Write out all entries word for word.
........
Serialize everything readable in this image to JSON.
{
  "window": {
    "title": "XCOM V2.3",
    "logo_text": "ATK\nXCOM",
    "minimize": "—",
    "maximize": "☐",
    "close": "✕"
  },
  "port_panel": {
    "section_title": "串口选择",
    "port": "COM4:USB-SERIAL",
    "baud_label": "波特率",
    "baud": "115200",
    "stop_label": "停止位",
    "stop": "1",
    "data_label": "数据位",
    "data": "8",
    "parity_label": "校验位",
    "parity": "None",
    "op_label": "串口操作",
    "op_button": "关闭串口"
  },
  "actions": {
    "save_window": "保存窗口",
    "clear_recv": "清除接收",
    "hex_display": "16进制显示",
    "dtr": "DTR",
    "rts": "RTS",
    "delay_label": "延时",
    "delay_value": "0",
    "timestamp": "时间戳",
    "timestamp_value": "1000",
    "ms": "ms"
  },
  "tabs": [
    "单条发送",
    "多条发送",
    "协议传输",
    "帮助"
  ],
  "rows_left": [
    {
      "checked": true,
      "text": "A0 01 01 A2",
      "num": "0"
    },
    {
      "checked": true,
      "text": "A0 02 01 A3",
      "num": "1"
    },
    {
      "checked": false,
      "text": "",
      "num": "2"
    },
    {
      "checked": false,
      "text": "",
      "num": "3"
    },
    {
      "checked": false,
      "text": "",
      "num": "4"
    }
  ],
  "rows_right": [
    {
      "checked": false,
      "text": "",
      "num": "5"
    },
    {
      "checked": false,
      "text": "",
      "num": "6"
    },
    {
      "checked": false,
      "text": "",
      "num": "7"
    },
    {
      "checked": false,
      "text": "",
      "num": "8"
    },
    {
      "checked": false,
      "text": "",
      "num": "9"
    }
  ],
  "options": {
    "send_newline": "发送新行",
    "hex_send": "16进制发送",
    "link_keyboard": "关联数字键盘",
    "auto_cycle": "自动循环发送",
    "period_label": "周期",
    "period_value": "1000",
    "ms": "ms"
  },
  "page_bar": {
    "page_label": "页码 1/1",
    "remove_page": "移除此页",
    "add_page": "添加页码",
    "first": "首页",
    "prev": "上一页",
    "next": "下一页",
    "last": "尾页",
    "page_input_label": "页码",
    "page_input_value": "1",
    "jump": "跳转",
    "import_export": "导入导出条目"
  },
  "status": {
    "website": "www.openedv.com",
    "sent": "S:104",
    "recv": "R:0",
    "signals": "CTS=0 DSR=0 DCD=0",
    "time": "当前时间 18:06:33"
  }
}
........
* Result for this exercise:
Serialize everything readable in this image to JSON.
{
  "window": {
    "title": "XCOM V2.3",
    "logo_text": "ATK\nXCOM",
    "minimize": "—",
    "maximize": "☐",
    "close": "✕"
  },
  "port_panel": {
    "section_title": "串口选择",
    "port": "COM4:USB-SERIAL",
    "baud_label": "波特率",
    "baud": "115200",
    "stop_label": "停止位",
    "stop": "1",
    "data_label": "数据位",
    "data": "8",
    "parity_label": "校验位",
    "parity": "None",
    "op_label": "串口操作",
    "op_button": "关闭串口"
  },
  "actions": {
    "save_window": "保存窗口",
    "clear_recv": "清除接收",
    "hex_display": "16进制显示",
    "dtr": "DTR",
    "rts": "RTS",
    "delay_label": "延时",
    "delay_value": "0",
    "timestamp": "时间戳",
    "timestamp_value": "1000",
    "ms": "ms"
  },
  "tabs": [
    "单条发送",
    "多条发送",
    "协议传输",
    "帮助"
  ],
  "rows_left": [
    {
      "checked": true,
      "text": "A0 01 01 A2",
      "num": "0"
    },
    {
      "checked": true,
      "text": "A0 02 01 A3",
      "num": "1"
    },
    {
      "checked": false,
      "text": "",
      "num": "2"
    },
    {
      "checked": false,
      "text": "",
      "num": "3"
    },
    {
      "checked": false,
      "text": "",
      "num": "4"
    }
  ],
  "rows_right": [
    {
      "checked": false,
      "text": "",
      "num": "5"
    },
    {
      "checked": false,
      "text": "",
      "num": "6"
    },
    {
      "checked": false,
      "text": "",
      "num": "7"
    },
    {
      "checked": false,
      "text": "",
      "num": "8"
    },
    {
      "checked": false,
      "text": "",
      "num": "9"
    }
  ],
  "options": {
    "send_newline": "发送新行",
    "hex_send": "16进制发送",
    "link_keyboard": "关联数字键盘",
    "auto_cycle": "自动循环发送",
    "period_label": "周期",
    "period_value": "1000",
    "ms": "ms"
  },
  "page_bar": {
    "page_label": "页码 1/1",
    "remove_page": "移除此页",
    "add_page": "添加页码",
    "first": "首页",
    "prev": "上一页",
    "next": "下一页",
    "last": "尾页",
    "page_input_label": "页码",
    "page_input_value": "1",
    "jump": "跳转",
    "import_export": "导入导出条目"
  },
  "status": {
    "website": "www.openedv.com",
    "sent": "S:104",
    "recv": "R:0",
    "signals": "CTS=0 DSR=0 DCD=0",
    "time": "当前时间 18:06:33"
  }
}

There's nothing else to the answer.